EXERCISE:
Rename "Non-caregiver" to "Non-carer" everywhere in the material below, and leave every other word and number as it is.

═════ SUPPLIED RECORDS ═════

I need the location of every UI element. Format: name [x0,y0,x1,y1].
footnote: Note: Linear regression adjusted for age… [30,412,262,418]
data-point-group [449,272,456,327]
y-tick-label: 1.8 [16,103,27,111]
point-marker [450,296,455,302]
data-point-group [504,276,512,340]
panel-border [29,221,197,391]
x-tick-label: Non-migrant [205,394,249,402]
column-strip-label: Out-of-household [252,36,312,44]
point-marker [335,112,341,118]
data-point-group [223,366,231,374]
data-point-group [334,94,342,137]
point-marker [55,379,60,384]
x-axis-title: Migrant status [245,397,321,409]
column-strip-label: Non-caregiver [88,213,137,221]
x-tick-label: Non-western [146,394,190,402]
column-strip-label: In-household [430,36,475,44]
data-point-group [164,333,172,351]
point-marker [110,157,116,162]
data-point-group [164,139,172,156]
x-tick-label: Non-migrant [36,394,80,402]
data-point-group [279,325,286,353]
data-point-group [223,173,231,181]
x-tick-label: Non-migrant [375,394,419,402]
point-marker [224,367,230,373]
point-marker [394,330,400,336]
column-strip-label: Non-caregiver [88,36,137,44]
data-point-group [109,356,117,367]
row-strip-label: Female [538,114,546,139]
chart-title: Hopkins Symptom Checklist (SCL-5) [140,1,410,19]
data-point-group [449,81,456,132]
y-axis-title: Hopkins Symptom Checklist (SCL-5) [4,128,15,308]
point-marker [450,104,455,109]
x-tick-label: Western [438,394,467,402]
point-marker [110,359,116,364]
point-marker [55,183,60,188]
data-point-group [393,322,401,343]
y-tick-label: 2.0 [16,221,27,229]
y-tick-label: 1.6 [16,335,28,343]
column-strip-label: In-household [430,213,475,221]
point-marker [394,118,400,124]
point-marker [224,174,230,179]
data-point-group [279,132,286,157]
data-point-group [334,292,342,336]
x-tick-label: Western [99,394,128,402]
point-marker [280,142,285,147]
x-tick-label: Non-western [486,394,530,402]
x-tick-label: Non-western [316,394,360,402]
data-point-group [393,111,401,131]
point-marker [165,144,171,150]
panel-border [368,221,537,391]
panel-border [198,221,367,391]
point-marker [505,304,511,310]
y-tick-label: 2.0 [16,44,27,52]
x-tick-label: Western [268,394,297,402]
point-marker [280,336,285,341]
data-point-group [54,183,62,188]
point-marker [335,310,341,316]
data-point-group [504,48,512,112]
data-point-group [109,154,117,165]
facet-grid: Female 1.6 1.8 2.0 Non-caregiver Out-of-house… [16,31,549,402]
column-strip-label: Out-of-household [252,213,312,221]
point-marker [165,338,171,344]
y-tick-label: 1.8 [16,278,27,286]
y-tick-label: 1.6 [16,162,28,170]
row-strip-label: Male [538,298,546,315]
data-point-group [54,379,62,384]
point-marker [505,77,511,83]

═════

TASK RESULT:
I need the location of every UI element. Format: name [x0,y0,x1,y1].
footnote: Note: Linear regression adjusted for age… [30,412,262,418]
data-point-group [449,272,456,327]
y-tick-label: 1.8 [16,103,27,111]
point-marker [450,296,455,302]
data-point-group [504,276,512,340]
panel-border [29,221,197,391]
x-tick-label: Non-migrant [205,394,249,402]
column-strip-label: Out-of-household [252,36,312,44]
point-marker [335,112,341,118]
data-point-group [223,366,231,374]
data-point-group [334,94,342,137]
point-marker [55,379,60,384]
x-axis-title: Migrant status [245,397,321,409]
column-strip-label: Non-carer [88,213,137,221]
x-tick-label: Non-western [146,394,190,402]
column-strip-label: In-household [430,36,475,44]
data-point-group [164,333,172,351]
point-marker [110,157,116,162]
data-point-group [164,139,172,156]
x-tick-label: Non-migrant [36,394,80,402]
data-point-group [279,325,286,353]
data-point-group [223,173,231,181]
x-tick-label: Non-migrant [375,394,419,402]
point-marker [224,367,230,373]
point-marker [394,330,400,336]
column-strip-label: Non-carer [88,36,137,44]
data-point-group [109,356,117,367]
row-strip-label: Female [538,114,546,139]
chart-title: Hopkins Symptom Checklist (SCL-5) [140,1,410,19]
data-point-group [449,81,456,132]
y-axis-title: Hopkins Symptom Checklist (SCL-5) [4,128,15,308]
point-marker [450,104,455,109]
x-tick-label: Western [438,394,467,402]
point-marker [110,359,116,364]
point-marker [55,183,60,188]
data-point-group [393,322,401,343]
y-tick-label: 2.0 [16,221,27,229]
y-tick-label: 1.6 [16,335,28,343]
column-strip-label: In-household [430,213,475,221]
point-marker [394,118,400,124]
point-marker [224,174,230,179]
data-point-group [279,132,286,157]
data-point-group [334,292,342,336]
x-tick-label: Western [99,394,128,402]
point-marker [280,142,285,147]
x-tick-label: Non-western [486,394,530,402]
x-tick-label: Non-western [316,394,360,402]
data-point-group [393,111,401,131]
point-marker [165,144,171,150]
panel-border [368,221,537,391]
panel-border [198,221,367,391]
point-marker [505,304,511,310]
y-tick-label: 2.0 [16,44,27,52]
x-tick-label: Western [268,394,297,402]
point-marker [280,336,285,341]
data-point-group [54,183,62,188]
point-marker [335,310,341,316]
data-point-group [504,48,512,112]
data-point-group [109,154,117,165]
facet-grid: Female 1.6 1.8 2.0 Non-carer Out-of-house… [16,31,549,402]
column-strip-label: Out-of-household [252,213,312,221]
point-marker [165,338,171,344]
y-tick-label: 1.8 [16,278,27,286]
y-tick-label: 1.6 [16,162,28,170]
row-strip-label: Male [538,298,546,315]
data-point-group [54,379,62,384]
point-marker [505,77,511,83]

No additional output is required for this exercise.